[Entries from a visual dataset]
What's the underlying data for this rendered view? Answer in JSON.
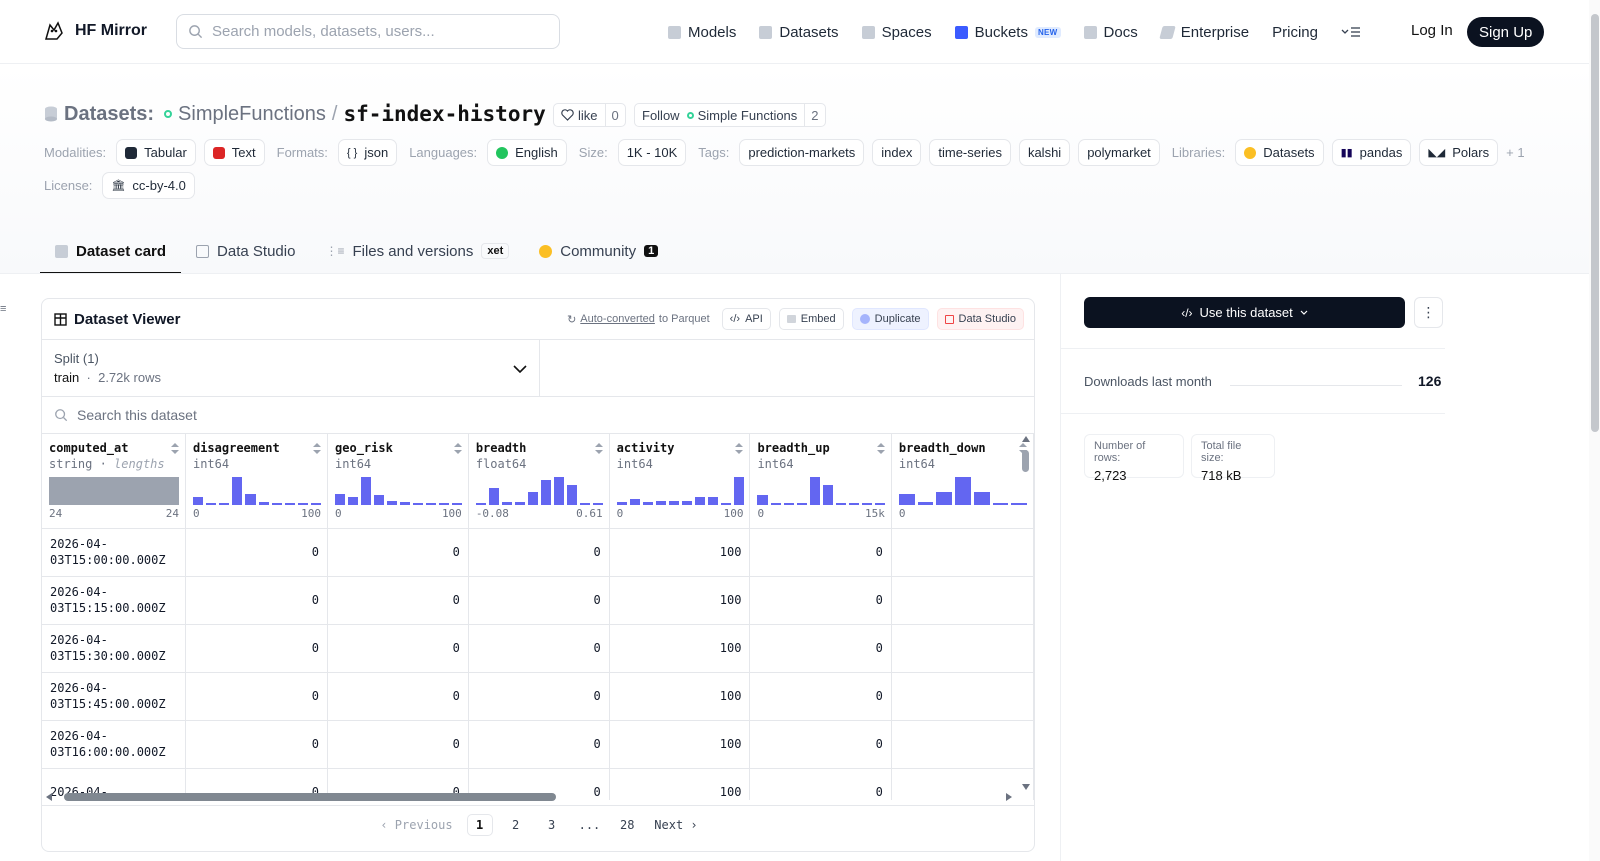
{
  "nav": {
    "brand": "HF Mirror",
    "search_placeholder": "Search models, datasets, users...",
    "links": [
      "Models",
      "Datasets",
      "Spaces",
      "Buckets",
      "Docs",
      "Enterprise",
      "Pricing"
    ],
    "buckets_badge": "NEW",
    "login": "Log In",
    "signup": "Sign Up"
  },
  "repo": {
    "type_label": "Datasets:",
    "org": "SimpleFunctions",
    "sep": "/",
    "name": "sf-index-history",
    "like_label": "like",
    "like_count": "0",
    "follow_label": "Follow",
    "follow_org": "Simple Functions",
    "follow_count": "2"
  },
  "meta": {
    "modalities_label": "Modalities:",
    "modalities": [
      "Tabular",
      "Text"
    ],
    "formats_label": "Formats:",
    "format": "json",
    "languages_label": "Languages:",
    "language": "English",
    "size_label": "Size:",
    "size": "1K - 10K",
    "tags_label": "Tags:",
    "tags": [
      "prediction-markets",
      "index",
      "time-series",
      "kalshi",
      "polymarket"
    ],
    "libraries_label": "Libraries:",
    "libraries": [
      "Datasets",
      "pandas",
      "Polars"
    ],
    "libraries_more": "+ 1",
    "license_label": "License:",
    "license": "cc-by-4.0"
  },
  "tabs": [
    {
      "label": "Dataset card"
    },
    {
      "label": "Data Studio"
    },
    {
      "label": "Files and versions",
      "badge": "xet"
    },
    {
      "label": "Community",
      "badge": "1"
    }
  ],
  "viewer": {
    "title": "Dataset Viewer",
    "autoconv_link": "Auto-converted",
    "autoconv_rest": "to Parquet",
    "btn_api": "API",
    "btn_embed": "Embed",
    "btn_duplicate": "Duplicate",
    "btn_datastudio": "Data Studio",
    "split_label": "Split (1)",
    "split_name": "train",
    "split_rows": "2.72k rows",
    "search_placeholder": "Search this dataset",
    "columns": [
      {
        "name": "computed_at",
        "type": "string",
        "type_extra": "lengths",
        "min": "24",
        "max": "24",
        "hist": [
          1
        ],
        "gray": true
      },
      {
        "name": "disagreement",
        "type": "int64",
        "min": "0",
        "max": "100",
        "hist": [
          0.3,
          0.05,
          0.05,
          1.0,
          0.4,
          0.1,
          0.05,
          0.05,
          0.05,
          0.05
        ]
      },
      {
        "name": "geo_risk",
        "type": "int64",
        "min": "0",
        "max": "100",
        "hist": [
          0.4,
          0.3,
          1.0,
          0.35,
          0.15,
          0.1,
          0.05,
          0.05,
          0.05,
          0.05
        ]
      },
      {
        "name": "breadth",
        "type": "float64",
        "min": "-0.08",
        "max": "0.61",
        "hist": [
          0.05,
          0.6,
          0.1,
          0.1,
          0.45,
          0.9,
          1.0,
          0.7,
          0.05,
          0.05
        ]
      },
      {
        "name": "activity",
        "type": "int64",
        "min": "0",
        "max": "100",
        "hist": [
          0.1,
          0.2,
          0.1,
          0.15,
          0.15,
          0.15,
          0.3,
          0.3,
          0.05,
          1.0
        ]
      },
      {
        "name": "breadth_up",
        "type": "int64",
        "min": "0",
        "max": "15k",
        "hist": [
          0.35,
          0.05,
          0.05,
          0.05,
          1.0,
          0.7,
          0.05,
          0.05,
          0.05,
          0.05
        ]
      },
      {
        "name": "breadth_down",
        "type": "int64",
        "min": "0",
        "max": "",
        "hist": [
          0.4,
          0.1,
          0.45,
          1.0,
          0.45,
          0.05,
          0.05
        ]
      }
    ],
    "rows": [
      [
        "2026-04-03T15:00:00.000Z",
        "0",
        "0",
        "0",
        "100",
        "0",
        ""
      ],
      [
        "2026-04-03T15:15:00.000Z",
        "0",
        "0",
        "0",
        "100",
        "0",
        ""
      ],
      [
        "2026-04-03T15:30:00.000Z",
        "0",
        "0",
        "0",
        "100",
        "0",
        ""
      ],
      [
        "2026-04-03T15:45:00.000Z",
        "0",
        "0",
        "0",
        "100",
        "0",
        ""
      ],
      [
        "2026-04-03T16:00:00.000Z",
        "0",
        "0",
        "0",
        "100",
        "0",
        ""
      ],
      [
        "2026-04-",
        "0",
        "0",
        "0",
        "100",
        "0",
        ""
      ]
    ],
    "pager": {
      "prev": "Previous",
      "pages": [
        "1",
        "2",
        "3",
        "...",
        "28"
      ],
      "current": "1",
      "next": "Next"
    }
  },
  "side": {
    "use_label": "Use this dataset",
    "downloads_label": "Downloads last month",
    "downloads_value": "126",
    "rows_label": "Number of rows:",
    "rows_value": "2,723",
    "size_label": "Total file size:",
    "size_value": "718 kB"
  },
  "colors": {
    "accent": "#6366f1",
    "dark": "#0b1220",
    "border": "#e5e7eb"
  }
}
==
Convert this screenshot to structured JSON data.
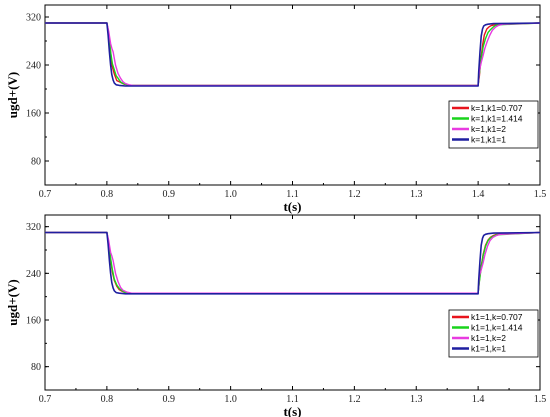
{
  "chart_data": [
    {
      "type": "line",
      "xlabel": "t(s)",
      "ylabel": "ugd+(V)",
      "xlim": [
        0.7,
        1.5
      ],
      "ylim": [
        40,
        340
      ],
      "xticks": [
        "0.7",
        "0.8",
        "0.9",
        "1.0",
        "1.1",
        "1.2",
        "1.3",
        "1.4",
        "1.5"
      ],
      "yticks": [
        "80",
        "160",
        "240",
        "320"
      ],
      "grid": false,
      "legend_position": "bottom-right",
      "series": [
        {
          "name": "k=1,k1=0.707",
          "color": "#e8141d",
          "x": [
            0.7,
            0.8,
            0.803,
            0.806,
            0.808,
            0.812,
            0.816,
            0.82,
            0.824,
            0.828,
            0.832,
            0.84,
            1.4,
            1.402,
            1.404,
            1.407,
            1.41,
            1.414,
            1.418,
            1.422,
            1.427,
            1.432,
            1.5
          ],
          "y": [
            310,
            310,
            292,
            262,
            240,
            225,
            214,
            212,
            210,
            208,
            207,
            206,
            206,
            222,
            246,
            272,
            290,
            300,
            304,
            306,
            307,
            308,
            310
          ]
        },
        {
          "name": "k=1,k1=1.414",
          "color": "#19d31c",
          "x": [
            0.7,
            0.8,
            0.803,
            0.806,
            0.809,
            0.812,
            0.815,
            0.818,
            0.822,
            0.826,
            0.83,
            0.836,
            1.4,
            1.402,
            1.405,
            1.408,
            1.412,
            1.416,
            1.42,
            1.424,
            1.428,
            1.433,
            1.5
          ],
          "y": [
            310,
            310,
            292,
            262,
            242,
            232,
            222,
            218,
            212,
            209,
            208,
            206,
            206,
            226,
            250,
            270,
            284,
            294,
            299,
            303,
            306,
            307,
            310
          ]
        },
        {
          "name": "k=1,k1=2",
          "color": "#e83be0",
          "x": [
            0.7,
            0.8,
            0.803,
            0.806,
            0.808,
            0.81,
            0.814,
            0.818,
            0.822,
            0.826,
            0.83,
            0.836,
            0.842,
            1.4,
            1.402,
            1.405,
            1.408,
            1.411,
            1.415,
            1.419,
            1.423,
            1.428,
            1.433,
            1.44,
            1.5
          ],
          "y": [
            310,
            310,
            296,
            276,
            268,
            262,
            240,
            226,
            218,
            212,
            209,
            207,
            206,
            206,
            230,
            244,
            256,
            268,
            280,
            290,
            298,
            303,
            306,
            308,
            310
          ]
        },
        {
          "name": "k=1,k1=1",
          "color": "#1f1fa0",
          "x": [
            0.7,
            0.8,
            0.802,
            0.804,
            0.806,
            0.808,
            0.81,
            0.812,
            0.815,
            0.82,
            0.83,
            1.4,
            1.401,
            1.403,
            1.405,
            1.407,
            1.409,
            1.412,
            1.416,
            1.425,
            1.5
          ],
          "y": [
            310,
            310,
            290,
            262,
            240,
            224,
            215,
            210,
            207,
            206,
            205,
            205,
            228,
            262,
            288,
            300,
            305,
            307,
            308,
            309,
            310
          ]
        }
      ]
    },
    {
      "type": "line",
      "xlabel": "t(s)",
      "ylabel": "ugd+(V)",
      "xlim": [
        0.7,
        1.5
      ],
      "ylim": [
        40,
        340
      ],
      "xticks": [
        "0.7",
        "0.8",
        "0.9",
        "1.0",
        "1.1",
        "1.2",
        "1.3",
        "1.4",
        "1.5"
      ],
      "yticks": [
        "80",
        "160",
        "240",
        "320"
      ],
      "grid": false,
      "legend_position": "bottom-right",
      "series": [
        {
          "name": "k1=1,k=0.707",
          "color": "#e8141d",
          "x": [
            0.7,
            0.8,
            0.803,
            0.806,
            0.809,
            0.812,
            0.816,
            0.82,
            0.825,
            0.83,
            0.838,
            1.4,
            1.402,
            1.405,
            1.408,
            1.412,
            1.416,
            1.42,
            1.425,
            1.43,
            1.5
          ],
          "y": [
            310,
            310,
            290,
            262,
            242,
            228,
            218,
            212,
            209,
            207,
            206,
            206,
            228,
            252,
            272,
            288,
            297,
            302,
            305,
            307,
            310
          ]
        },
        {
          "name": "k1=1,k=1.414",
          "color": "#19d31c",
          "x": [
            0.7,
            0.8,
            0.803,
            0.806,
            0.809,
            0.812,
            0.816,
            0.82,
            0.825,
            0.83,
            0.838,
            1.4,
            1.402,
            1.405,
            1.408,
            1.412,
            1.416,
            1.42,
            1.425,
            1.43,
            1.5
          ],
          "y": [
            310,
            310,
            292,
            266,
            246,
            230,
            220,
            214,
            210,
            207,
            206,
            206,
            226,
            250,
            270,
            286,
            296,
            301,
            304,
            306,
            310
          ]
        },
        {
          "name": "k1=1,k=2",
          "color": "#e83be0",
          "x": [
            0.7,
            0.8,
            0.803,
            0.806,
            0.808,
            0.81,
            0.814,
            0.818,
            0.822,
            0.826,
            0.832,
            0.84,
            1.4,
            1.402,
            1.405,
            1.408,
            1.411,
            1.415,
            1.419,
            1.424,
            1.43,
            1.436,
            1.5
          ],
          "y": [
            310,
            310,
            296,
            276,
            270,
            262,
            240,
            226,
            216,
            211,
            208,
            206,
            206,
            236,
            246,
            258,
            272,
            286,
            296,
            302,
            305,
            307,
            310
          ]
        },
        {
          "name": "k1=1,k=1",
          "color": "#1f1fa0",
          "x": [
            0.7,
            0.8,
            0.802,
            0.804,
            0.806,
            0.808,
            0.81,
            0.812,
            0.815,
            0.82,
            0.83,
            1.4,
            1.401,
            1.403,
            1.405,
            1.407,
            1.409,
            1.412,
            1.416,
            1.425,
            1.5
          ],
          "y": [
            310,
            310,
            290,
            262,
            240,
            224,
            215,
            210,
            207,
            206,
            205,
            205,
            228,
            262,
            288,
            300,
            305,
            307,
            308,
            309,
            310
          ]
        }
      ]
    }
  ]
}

• [PROBLEM TO SOLVE]: Copy every line in the entries above that has the string "Studio" in it.

• [CORRECT RESULT]:
      "label": "Data Studio"
    "btn_datastudio": "Data Studio",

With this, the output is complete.